• _To be done_
Repeat the rows below word for word, starting at the first row and ending at the row that contains "block-title: ACL访问控制 xyxy=(698,423,1679,483)", with both of those included.

>>>>

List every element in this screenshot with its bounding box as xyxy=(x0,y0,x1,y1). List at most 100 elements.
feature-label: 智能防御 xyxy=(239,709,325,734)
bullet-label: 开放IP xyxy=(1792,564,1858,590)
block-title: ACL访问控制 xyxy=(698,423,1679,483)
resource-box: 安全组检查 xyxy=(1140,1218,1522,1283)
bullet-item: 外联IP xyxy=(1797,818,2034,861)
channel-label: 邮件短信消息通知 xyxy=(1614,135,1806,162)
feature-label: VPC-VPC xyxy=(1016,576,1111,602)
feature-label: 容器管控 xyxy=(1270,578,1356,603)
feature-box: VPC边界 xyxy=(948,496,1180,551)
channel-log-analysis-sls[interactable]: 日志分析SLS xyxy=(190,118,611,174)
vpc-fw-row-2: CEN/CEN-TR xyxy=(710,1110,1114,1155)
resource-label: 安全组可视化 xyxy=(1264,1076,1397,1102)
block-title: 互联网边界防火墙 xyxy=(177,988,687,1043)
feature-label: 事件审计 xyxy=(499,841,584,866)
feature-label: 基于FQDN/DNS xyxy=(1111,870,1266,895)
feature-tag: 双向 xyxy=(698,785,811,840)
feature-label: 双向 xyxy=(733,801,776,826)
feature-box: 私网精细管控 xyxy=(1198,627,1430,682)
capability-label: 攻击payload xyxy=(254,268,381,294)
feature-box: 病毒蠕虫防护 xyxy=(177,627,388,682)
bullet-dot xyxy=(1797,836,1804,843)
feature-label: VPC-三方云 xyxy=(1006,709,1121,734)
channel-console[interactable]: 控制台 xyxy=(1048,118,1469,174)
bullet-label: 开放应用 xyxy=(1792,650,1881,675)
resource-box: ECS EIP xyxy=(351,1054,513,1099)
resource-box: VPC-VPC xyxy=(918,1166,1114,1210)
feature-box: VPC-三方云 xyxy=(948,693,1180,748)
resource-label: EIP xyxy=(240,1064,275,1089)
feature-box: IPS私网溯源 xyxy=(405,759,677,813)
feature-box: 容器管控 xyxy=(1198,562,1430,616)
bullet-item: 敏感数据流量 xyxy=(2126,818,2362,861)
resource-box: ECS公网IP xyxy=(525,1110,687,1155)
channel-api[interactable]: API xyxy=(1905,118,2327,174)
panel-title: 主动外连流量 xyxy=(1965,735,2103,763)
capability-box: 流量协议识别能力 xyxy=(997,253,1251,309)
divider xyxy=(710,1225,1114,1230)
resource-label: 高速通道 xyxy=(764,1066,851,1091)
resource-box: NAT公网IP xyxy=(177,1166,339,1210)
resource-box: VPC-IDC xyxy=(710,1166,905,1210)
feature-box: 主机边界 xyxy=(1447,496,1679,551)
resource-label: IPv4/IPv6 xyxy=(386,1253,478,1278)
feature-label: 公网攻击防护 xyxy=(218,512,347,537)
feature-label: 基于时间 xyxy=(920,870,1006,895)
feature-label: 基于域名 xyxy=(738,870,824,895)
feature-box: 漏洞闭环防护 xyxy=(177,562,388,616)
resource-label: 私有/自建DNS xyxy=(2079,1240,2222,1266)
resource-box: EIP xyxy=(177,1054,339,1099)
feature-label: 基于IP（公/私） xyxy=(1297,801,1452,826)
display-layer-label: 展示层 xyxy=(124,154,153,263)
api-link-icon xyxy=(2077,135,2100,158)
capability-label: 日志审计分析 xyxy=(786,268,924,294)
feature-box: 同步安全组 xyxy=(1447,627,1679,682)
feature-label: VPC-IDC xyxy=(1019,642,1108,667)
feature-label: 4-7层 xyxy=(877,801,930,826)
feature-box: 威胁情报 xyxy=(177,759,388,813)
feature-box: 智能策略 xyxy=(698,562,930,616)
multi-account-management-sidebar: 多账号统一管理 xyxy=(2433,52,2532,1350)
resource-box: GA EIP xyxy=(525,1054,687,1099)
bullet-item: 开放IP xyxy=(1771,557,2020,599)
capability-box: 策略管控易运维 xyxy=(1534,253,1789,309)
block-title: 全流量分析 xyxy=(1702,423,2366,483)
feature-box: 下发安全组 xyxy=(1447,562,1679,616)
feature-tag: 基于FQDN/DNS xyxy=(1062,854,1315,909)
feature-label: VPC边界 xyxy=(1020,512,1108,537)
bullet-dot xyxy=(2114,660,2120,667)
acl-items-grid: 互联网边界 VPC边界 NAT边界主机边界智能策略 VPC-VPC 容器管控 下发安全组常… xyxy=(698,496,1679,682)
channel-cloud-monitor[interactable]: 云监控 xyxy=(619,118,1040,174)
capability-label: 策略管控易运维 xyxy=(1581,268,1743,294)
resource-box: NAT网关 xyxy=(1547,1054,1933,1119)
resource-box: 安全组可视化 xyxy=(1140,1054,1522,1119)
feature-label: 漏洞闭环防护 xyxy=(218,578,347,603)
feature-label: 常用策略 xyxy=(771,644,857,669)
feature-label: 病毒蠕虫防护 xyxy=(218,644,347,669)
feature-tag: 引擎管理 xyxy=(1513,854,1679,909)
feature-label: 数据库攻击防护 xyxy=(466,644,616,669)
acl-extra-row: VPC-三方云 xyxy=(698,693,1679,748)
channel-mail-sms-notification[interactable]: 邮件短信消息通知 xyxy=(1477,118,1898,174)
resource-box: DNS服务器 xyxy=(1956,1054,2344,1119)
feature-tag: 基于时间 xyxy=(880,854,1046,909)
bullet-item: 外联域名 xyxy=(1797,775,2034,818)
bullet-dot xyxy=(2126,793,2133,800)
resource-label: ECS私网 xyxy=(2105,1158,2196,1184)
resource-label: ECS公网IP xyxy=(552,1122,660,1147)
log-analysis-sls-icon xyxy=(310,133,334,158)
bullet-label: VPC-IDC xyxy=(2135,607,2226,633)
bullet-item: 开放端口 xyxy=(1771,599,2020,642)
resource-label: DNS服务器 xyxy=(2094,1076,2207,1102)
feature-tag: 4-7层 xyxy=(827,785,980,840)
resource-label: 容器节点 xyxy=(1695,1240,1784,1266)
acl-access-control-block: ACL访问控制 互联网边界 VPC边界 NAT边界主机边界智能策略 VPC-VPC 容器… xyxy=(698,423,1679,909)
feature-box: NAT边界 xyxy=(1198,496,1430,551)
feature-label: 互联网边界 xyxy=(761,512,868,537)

<<<<

• _The answer_
List every element in this screenshot with its bounding box as xyxy=(x0,y0,x1,y1). List at most 100 elements.
feature-label: 智能防御 xyxy=(239,709,325,734)
bullet-label: 开放IP xyxy=(1792,564,1858,590)
block-title: ACL访问控制 xyxy=(698,423,1679,483)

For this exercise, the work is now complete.